◆ **Required task**
Which lines include the word "旅游资源丰富"? Copy each of them.

◆ **Provided records**
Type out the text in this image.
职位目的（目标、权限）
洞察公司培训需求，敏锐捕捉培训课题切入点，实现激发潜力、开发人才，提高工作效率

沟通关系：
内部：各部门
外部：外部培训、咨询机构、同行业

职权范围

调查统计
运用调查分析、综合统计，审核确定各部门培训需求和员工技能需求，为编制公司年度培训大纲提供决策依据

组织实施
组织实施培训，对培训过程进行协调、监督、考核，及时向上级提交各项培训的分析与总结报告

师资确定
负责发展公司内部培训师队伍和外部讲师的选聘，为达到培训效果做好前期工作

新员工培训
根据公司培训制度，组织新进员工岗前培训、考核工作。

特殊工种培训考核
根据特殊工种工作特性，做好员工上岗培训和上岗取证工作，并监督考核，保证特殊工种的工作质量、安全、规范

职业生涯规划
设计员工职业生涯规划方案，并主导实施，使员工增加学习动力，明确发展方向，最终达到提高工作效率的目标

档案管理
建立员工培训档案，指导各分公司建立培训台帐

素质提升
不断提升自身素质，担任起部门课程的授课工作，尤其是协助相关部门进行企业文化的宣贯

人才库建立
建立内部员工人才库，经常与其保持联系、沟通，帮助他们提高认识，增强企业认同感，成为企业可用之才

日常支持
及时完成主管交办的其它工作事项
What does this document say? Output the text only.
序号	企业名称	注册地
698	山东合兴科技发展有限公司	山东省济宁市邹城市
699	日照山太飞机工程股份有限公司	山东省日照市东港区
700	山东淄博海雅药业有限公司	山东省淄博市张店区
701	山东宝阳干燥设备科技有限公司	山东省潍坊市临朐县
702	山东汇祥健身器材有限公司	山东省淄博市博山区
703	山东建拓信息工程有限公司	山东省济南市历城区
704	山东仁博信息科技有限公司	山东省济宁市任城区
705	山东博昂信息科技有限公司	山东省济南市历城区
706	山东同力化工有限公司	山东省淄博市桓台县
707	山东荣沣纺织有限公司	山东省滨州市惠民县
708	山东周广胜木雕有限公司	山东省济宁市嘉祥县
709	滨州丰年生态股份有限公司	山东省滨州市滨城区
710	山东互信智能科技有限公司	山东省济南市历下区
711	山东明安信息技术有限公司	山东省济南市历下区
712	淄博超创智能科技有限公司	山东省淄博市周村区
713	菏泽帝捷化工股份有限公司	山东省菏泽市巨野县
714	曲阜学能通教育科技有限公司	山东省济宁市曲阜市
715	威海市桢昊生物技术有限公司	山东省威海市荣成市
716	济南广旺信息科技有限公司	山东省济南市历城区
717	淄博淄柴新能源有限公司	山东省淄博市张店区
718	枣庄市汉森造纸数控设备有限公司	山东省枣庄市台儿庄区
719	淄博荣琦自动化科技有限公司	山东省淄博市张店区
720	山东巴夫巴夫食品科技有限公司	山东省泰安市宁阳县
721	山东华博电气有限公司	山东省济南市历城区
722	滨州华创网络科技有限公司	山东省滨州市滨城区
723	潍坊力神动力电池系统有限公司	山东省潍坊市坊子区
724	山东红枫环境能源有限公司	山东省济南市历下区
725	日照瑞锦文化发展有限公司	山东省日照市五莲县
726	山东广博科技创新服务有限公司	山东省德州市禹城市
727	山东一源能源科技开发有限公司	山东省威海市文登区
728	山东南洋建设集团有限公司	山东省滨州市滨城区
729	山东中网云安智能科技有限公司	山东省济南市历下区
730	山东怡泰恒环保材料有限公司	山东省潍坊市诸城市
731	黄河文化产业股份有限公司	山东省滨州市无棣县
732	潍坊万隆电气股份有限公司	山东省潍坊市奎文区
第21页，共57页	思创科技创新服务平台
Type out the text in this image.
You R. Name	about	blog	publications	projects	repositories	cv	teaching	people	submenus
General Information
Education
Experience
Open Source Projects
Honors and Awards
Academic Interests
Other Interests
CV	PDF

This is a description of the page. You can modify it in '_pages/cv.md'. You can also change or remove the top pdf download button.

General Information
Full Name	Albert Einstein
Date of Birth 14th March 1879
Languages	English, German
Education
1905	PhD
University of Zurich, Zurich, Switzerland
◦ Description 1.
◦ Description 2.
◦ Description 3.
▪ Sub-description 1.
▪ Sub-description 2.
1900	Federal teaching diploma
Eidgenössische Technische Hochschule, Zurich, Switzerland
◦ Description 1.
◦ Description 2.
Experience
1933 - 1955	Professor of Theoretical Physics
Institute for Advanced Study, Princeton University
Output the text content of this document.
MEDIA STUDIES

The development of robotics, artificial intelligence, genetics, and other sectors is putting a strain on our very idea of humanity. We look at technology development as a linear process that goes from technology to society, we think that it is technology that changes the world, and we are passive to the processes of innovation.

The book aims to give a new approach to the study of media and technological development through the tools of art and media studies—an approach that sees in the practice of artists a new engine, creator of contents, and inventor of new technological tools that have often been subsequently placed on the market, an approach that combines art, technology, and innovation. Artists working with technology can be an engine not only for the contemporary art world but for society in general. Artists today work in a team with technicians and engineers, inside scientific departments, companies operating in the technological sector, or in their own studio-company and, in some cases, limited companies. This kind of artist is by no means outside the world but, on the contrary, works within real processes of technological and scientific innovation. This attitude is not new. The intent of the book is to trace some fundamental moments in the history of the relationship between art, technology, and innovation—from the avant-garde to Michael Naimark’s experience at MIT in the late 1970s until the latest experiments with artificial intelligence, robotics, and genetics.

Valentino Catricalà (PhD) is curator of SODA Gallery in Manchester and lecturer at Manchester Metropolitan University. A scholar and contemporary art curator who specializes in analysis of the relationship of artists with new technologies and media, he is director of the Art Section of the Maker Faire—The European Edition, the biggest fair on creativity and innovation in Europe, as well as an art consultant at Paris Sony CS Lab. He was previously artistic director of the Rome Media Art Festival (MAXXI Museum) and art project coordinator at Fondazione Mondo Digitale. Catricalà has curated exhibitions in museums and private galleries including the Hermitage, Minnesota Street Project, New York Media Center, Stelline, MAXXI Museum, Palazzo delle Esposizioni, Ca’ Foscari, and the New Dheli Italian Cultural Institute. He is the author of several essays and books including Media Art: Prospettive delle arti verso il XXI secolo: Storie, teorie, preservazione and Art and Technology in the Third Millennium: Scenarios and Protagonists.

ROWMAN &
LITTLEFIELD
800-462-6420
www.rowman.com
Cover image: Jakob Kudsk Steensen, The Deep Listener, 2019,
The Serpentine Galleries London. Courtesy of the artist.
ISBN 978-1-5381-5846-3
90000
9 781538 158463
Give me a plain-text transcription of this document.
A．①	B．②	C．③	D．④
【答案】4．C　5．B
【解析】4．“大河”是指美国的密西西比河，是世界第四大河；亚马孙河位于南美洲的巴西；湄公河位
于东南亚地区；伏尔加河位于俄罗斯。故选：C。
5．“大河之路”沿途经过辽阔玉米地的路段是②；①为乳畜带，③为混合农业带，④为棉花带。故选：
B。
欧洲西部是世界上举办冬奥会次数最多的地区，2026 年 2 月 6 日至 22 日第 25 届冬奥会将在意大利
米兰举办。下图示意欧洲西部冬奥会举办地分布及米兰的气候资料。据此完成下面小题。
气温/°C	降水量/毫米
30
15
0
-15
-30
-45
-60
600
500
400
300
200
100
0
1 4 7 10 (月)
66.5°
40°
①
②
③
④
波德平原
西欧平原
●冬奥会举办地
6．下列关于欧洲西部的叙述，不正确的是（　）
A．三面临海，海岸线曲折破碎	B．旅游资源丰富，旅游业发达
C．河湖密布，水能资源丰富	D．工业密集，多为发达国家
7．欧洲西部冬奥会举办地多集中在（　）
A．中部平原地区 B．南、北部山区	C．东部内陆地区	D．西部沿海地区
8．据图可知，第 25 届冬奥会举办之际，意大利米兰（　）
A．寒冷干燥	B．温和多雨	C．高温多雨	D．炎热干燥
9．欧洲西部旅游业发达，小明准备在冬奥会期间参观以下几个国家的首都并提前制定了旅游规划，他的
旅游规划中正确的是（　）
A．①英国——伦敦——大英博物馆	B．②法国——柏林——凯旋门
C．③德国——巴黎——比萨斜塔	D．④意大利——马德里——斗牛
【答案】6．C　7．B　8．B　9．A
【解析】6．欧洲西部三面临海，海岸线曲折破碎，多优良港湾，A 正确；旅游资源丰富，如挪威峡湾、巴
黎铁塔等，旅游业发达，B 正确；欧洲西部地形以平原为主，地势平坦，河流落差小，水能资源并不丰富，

◆ **Full answer**
A．三面临海，海岸线曲折破碎	B．旅游资源丰富，旅游业发达
【解析】6．欧洲西部三面临海，海岸线曲折破碎，多优良港湾，A 正确；旅游资源丰富，如挪威峡湾、巴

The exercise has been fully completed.